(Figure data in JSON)
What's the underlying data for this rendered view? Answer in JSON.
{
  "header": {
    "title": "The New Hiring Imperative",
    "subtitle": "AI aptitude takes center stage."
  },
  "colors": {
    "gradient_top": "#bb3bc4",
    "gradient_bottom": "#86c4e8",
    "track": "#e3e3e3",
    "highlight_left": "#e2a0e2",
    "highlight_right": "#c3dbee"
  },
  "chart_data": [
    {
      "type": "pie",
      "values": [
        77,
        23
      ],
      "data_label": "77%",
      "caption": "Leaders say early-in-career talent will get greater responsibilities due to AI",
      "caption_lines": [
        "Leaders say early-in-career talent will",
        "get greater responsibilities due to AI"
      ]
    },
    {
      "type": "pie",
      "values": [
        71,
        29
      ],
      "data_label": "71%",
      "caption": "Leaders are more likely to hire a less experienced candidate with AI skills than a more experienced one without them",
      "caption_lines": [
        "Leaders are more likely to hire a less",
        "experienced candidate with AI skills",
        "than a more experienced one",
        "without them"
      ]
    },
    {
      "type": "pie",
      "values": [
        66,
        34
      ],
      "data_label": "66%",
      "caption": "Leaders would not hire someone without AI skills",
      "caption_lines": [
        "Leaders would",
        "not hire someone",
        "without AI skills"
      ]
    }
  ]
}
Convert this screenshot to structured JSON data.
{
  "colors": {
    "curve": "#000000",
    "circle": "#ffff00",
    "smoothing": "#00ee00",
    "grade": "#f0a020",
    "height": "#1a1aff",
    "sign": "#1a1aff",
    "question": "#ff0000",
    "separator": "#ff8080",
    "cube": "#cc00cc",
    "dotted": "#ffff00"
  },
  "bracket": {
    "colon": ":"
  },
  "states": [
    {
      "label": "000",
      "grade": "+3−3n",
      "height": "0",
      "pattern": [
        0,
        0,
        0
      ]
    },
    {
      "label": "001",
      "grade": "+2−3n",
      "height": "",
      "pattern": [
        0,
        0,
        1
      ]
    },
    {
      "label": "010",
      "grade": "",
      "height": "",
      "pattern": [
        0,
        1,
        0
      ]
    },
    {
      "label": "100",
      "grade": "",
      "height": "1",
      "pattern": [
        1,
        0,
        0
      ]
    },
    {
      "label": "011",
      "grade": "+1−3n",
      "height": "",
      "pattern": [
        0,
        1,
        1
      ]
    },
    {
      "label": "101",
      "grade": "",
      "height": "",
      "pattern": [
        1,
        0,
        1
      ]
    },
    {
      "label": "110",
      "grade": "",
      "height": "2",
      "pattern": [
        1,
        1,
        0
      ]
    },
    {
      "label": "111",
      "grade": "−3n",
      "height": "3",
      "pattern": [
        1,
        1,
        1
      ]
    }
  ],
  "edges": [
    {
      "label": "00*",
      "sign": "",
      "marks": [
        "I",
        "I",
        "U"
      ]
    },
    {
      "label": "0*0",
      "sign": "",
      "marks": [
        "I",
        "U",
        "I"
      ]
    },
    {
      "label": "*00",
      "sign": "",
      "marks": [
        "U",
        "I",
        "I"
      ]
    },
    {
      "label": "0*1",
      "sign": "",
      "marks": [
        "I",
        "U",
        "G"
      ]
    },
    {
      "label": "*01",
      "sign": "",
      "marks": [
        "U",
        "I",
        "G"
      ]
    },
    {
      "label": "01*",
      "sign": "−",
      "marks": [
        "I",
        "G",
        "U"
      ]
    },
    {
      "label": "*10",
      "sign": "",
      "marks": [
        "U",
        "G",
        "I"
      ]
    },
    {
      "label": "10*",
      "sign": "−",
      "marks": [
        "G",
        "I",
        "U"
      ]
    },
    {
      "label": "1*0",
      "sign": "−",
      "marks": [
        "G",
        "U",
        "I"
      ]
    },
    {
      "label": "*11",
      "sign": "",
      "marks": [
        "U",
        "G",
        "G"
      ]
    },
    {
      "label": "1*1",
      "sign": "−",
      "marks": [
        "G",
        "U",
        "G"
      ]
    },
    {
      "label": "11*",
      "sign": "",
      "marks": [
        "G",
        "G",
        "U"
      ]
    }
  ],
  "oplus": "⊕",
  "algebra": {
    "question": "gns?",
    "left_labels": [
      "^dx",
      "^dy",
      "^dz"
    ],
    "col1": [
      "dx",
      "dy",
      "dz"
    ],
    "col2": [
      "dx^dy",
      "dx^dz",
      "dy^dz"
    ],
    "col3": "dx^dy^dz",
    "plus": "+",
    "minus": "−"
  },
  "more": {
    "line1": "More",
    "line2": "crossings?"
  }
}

Task: Find all lines holding the string "greater" and copy them.

Result below:
      "caption": "Leaders say early-in-career talent will get greater responsibilities due to AI",
        "get greater responsibilities due to AI"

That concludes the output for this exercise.